What is expected —
Return every line of the data below that includes the string "value".

[start Data to process]

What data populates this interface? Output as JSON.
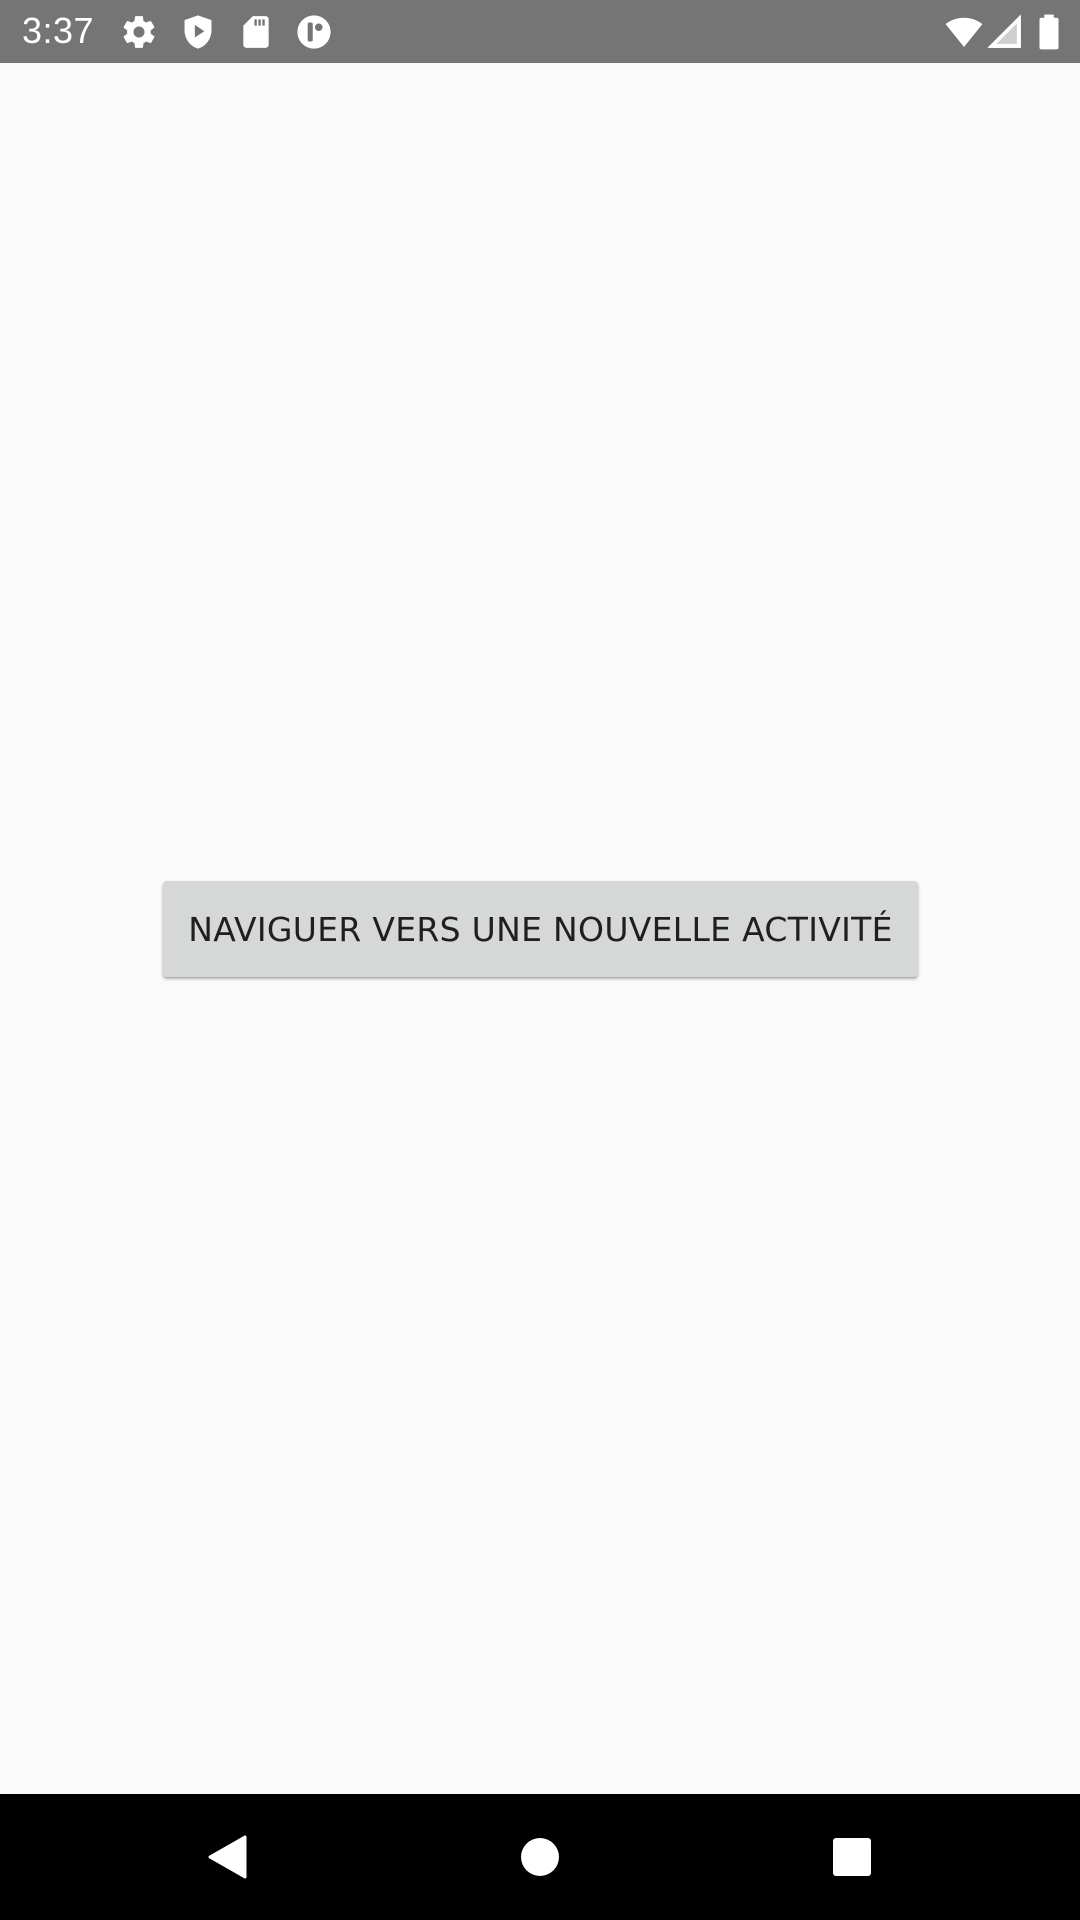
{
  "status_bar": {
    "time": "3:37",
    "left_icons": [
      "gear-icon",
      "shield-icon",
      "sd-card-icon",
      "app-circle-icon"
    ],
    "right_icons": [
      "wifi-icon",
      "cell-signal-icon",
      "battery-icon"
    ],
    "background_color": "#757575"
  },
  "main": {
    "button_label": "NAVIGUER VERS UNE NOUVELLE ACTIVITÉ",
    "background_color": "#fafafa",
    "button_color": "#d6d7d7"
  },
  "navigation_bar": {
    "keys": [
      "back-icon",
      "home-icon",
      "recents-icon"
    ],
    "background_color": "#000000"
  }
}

[end Data to process]
[start Data to process]

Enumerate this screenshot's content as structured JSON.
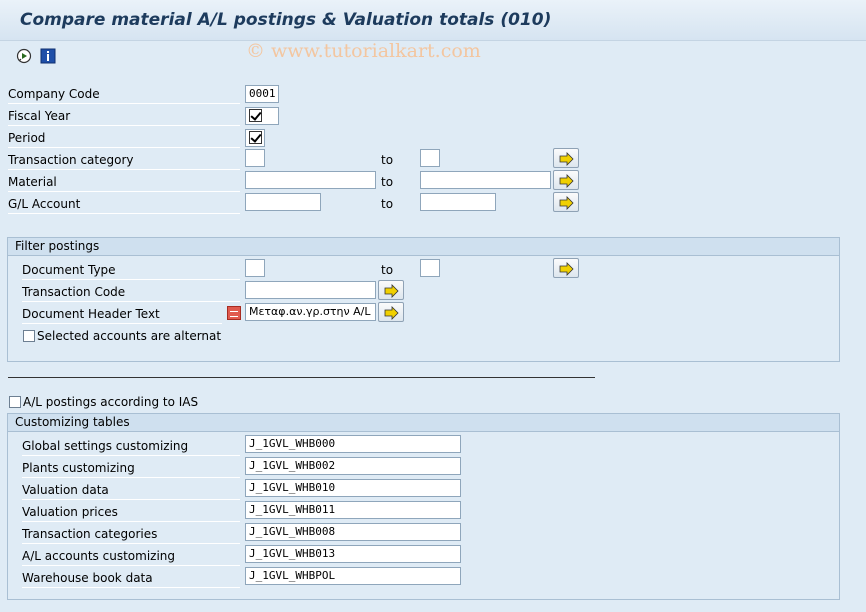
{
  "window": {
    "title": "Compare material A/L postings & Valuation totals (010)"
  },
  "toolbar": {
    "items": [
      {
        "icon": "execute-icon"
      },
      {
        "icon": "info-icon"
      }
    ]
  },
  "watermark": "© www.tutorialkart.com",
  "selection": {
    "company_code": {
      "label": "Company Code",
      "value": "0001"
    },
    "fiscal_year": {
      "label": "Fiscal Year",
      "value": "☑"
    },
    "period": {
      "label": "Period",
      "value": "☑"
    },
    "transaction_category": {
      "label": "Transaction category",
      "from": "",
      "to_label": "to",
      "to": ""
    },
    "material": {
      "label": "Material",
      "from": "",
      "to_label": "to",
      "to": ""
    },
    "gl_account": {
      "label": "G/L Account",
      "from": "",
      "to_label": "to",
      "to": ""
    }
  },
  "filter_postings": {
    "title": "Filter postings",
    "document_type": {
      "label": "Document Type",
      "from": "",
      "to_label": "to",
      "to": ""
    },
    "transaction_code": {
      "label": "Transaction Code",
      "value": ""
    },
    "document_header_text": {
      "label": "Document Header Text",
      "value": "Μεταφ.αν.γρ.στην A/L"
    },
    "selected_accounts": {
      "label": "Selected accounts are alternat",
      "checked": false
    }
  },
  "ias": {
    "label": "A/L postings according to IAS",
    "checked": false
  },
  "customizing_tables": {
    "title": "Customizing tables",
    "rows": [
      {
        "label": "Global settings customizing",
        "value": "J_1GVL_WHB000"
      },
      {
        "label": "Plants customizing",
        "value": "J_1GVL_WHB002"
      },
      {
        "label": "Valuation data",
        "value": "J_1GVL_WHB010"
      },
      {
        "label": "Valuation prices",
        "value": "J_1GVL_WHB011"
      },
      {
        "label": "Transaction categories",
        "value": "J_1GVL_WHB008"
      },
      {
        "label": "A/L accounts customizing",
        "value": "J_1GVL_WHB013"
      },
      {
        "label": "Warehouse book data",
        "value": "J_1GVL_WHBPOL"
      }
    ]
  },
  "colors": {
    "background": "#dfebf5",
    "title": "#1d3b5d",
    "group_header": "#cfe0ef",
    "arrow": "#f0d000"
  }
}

[end Data to process]

Output for this exercise —
      "value": "0001"
      "value": "☑"
      "value": "☑"
      "value": ""
      "value": "Μεταφ.αν.γρ.στην A/L"
        "value": "J_1GVL_WHB000"
        "value": "J_1GVL_WHB002"
        "value": "J_1GVL_WHB010"
        "value": "J_1GVL_WHB011"
        "value": "J_1GVL_WHB008"
        "value": "J_1GVL_WHB013"
        "value": "J_1GVL_WHBPOL"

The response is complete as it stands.